Scan the lines below for "been"; report the number of lines that contain it, and only that.

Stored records
=-=-=-=-=

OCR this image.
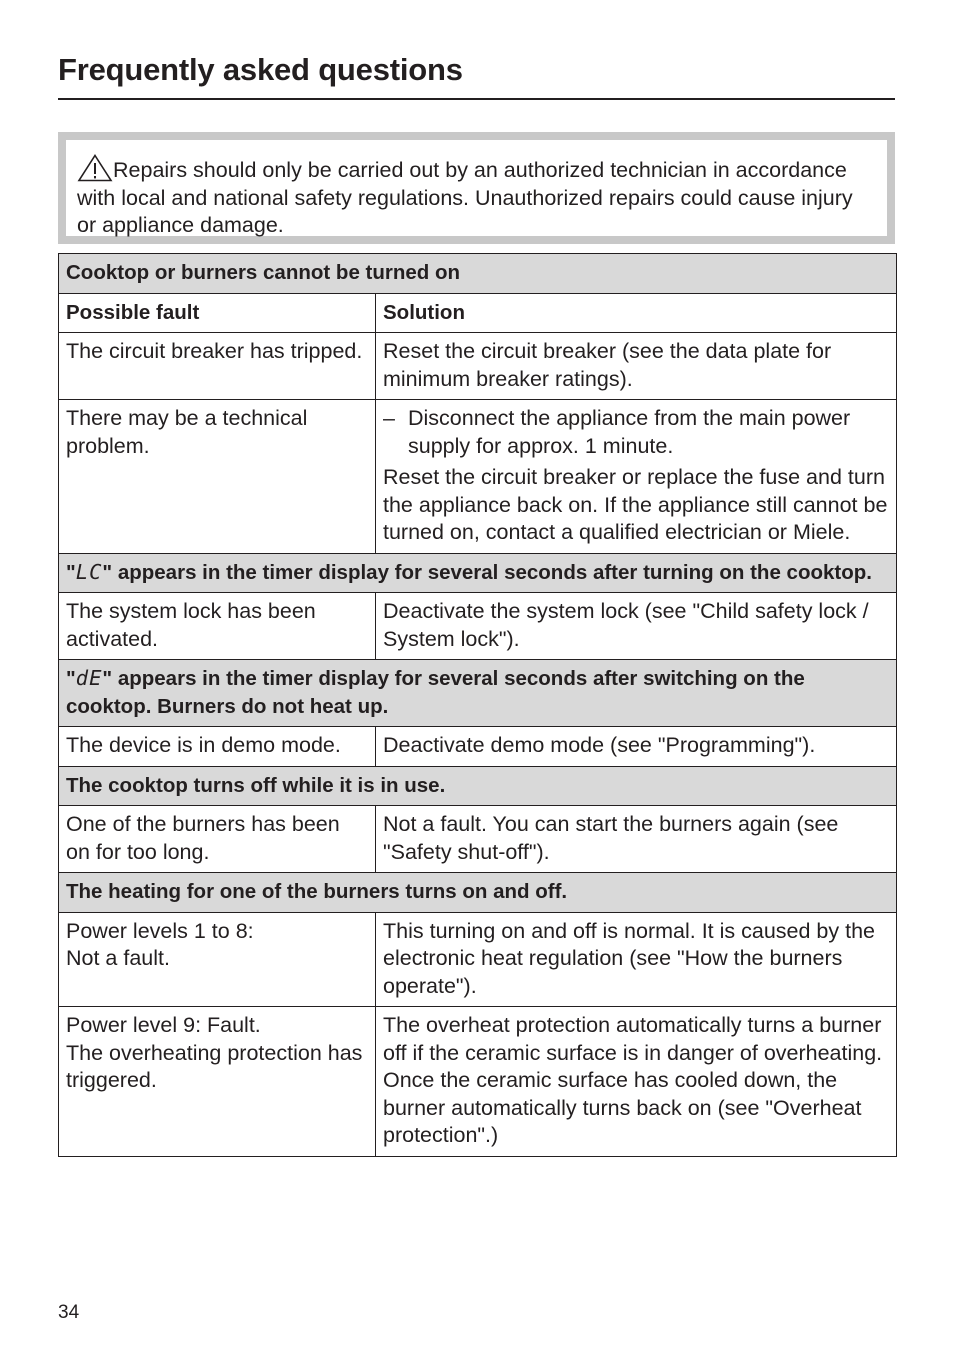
Frequently asked questions
Repairs should only be carried out by an authorized technician in accordance with local and national safety regulations. Unauthorized repairs could cause injury or appliance damage.
Cooktop or burners cannot be turned on	
Possible fault	Solution
The circuit breaker has tripped.	Reset the circuit breaker (see the data plate for minimum breaker ratings).
There may be a technical problem.	– Disconnect the appliance from the main power supply for approx. 1 minute.
Reset the circuit breaker or replace the fuse and turn the appliance back on. If the appliance still cannot be turned on, contact a qualified electrician or Miele.

"LC" appears in the timer display for several seconds after turning on the cooktop.	
The system lock has been activated.	Deactivate the system lock (see "Child safety lock / System lock").
"dE" appears in the timer display for several seconds after switching on the cooktop. Burners do not heat up.	
The device is in demo mode.	Deactivate demo mode (see "Programming").
The cooktop turns off while it is in use.	
One of the burners has been on for too long.	Not a fault. You can start the burners again (see "Safety shut-off").
The heating for one of the burners turns on and off.	

Power levels 1 to 8:
Not a fault.	This turning on and off is normal. It is caused by the electronic heat regulation (see "How the burners operate").

Power level 9: Fault.
The overheating protection has triggered.	The overheat protection automatically turns a burner off if the ceramic surface is in danger of overheating. Once the ceramic surface has cooled down, the burner automatically turns back on (see "Overheat protection".)
34
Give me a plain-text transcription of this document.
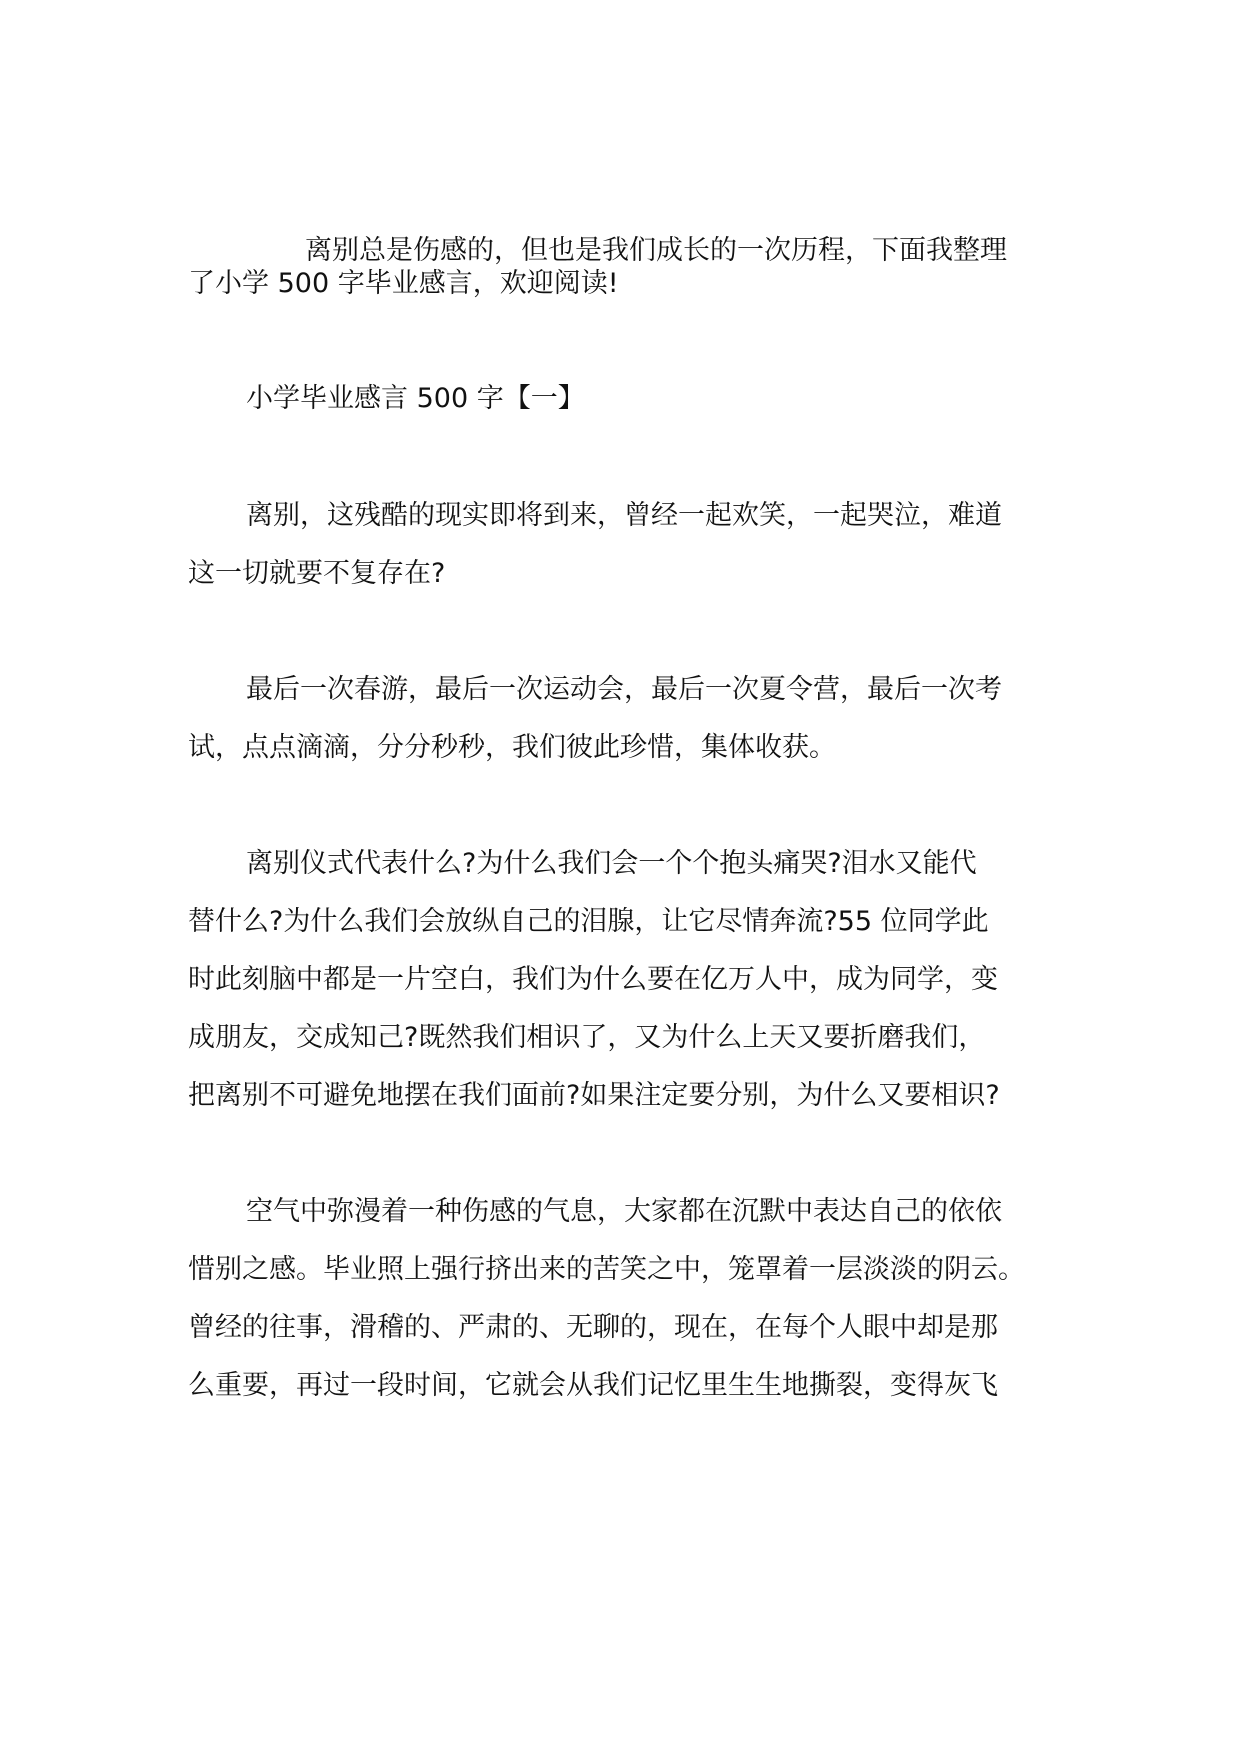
离别总是伤感的，但也是我们成长的一次历程，下面我整理
了小学 500 字毕业感言，欢迎阅读!
小学毕业感言 500 字【一】
离别，这残酷的现实即将到来，曾经一起欢笑，一起哭泣，难道
这一切就要不复存在?
最后一次春游，最后一次运动会，最后一次夏令营，最后一次考
试，点点滴滴，分分秒秒，我们彼此珍惜，集体收获。
离别仪式代表什么?为什么我们会一个个抱头痛哭?泪水又能代
替什么?为什么我们会放纵自己的泪腺，让它尽情奔流?55 位同学此
时此刻脑中都是一片空白，我们为什么要在亿万人中，成为同学，变
成朋友，交成知己?既然我们相识了，又为什么上天又要折磨我们，
把离别不可避免地摆在我们面前?如果注定要分别，为什么又要相识?
空气中弥漫着一种伤感的气息，大家都在沉默中表达自己的依依
惜别之感。毕业照上强行挤出来的苦笑之中，笼罩着一层淡淡的阴云。
曾经的往事，滑稽的、严肃的、无聊的，现在，在每个人眼中却是那
么重要，再过一段时间，它就会从我们记忆里生生地撕裂，变得灰飞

=-=-=-=-=

_Solution for this task_
2